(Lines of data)
>> Start

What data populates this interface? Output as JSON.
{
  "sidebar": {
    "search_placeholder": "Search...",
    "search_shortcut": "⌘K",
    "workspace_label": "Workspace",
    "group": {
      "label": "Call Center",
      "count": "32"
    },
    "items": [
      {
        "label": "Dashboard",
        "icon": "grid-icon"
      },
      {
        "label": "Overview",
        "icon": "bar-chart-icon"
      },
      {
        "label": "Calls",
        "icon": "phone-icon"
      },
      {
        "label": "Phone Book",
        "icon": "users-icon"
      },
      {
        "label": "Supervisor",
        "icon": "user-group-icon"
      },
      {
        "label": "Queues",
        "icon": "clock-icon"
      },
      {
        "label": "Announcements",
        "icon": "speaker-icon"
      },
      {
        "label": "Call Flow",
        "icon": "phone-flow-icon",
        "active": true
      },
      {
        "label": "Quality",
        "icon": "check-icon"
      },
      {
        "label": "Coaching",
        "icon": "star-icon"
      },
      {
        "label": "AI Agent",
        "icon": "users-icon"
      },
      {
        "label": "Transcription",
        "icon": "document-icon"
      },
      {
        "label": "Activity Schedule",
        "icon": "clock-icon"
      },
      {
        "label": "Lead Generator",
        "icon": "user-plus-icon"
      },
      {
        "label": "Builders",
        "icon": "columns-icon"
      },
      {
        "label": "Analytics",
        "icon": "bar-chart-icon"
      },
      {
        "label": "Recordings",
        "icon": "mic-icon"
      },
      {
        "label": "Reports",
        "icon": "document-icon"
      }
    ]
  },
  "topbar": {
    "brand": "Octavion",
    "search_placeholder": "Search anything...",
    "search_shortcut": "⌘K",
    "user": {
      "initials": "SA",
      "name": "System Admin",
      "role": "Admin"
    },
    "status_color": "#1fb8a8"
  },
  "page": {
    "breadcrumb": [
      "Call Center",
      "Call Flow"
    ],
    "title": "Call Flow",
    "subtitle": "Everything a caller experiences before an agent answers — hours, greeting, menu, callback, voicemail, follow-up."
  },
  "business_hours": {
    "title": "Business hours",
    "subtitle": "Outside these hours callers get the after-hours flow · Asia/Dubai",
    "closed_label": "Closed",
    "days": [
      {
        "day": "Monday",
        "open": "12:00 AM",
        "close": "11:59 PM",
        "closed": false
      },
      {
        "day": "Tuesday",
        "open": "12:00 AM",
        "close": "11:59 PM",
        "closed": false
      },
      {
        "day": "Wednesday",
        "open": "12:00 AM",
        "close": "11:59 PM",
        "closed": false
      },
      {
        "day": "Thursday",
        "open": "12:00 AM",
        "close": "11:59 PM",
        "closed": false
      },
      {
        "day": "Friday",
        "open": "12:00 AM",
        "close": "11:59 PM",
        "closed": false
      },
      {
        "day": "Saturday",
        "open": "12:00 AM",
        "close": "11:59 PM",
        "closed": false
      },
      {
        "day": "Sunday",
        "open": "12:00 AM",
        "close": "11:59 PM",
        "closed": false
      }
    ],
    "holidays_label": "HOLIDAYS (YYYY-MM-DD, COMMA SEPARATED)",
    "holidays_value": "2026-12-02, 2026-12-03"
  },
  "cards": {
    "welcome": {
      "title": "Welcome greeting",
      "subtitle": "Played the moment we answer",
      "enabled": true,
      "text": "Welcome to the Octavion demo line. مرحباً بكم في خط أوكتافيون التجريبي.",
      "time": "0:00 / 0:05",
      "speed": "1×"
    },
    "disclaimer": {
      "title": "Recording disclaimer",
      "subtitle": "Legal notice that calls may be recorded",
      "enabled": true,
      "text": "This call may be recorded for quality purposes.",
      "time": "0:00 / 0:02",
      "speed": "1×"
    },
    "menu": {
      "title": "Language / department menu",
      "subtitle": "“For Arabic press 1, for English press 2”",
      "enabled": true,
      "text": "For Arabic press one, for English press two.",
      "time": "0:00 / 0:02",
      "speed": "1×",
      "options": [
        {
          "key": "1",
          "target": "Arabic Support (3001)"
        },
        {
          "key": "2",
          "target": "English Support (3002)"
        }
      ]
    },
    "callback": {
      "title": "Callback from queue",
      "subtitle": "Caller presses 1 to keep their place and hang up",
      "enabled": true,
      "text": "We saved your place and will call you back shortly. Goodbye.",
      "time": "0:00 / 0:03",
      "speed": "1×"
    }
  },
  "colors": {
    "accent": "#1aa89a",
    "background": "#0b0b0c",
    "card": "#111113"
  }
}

>> End

--- Short task ---
Retype all of the material above with every character intact.

--- Solution to the exercise ---
What data populates this interface? Output as JSON.
{
  "sidebar": {
    "search_placeholder": "Search...",
    "search_shortcut": "⌘K",
    "workspace_label": "Workspace",
    "group": {
      "label": "Call Center",
      "count": "32"
    },
    "items": [
      {
        "label": "Dashboard",
        "icon": "grid-icon"
      },
      {
        "label": "Overview",
        "icon": "bar-chart-icon"
      },
      {
        "label": "Calls",
        "icon": "phone-icon"
      },
      {
        "label": "Phone Book",
        "icon": "users-icon"
      },
      {
        "label": "Supervisor",
        "icon": "user-group-icon"
      },
      {
        "label": "Queues",
        "icon": "clock-icon"
      },
      {
        "label": "Announcements",
        "icon": "speaker-icon"
      },
      {
        "label": "Call Flow",
        "icon": "phone-flow-icon",
        "active": true
      },
      {
        "label": "Quality",
        "icon": "check-icon"
      },
      {
        "label": "Coaching",
        "icon": "star-icon"
      },
      {
        "label": "AI Agent",
        "icon": "users-icon"
      },
      {
        "label": "Transcription",
        "icon": "document-icon"
      },
      {
        "label": "Activity Schedule",
        "icon": "clock-icon"
      },
      {
        "label": "Lead Generator",
        "icon": "user-plus-icon"
      },
      {
        "label": "Builders",
        "icon": "columns-icon"
      },
      {
        "label": "Analytics",
        "icon": "bar-chart-icon"
      },
      {
        "label": "Recordings",
        "icon": "mic-icon"
      },
      {
        "label": "Reports",
        "icon": "document-icon"
      }
    ]
  },
  "topbar": {
    "brand": "Octavion",
    "search_placeholder": "Search anything...",
    "search_shortcut": "⌘K",
    "user": {
      "initials": "SA",
      "name": "System Admin",
      "role": "Admin"
    },
    "status_color": "#1fb8a8"
  },
  "page": {
    "breadcrumb": [
      "Call Center",
      "Call Flow"
    ],
    "title": "Call Flow",
    "subtitle": "Everything a caller experiences before an agent answers — hours, greeting, menu, callback, voicemail, follow-up."
  },
  "business_hours": {
    "title": "Business hours",
    "subtitle": "Outside these hours callers get the after-hours flow · Asia/Dubai",
    "closed_label": "Closed",
    "days": [
      {
        "day": "Monday",
        "open": "12:00 AM",
        "close": "11:59 PM",
        "closed": false
      },
      {
        "day": "Tuesday",
        "open": "12:00 AM",
        "close": "11:59 PM",
        "closed": false
      },
      {
        "day": "Wednesday",
        "open": "12:00 AM",
        "close": "11:59 PM",
        "closed": false
      },
      {
        "day": "Thursday",
        "open": "12:00 AM",
        "close": "11:59 PM",
        "closed": false
      },
      {
        "day": "Friday",
        "open": "12:00 AM",
        "close": "11:59 PM",
        "closed": false
      },
      {
        "day": "Saturday",
        "open": "12:00 AM",
        "close": "11:59 PM",
        "closed": false
      },
      {
        "day": "Sunday",
        "open": "12:00 AM",
        "close": "11:59 PM",
        "closed": false
      }
    ],
    "holidays_label": "HOLIDAYS (YYYY-MM-DD, COMMA SEPARATED)",
    "holidays_value": "2026-12-02, 2026-12-03"
  },
  "cards": {
    "welcome": {
      "title": "Welcome greeting",
      "subtitle": "Played the moment we answer",
      "enabled": true,
      "text": "Welcome to the Octavion demo line. مرحباً بكم في خط أوكتافيون التجريبي.",
      "time": "0:00 / 0:05",
      "speed": "1×"
    },
    "disclaimer": {
      "title": "Recording disclaimer",
      "subtitle": "Legal notice that calls may be recorded",
      "enabled": true,
      "text": "This call may be recorded for quality purposes.",
      "time": "0:00 / 0:02",
      "speed": "1×"
    },
    "menu": {
      "title": "Language / department menu",
      "subtitle": "“For Arabic press 1, for English press 2”",
      "enabled": true,
      "text": "For Arabic press one, for English press two.",
      "time": "0:00 / 0:02",
      "speed": "1×",
      "options": [
        {
          "key": "1",
          "target": "Arabic Support (3001)"
        },
        {
          "key": "2",
          "target": "English Support (3002)"
        }
      ]
    },
    "callback": {
      "title": "Callback from queue",
      "subtitle": "Caller presses 1 to keep their place and hang up",
      "enabled": true,
      "text": "We saved your place and will call you back shortly. Goodbye.",
      "time": "0:00 / 0:03",
      "speed": "1×"
    }
  },
  "colors": {
    "accent": "#1aa89a",
    "background": "#0b0b0c",
    "card": "#111113"
  }
}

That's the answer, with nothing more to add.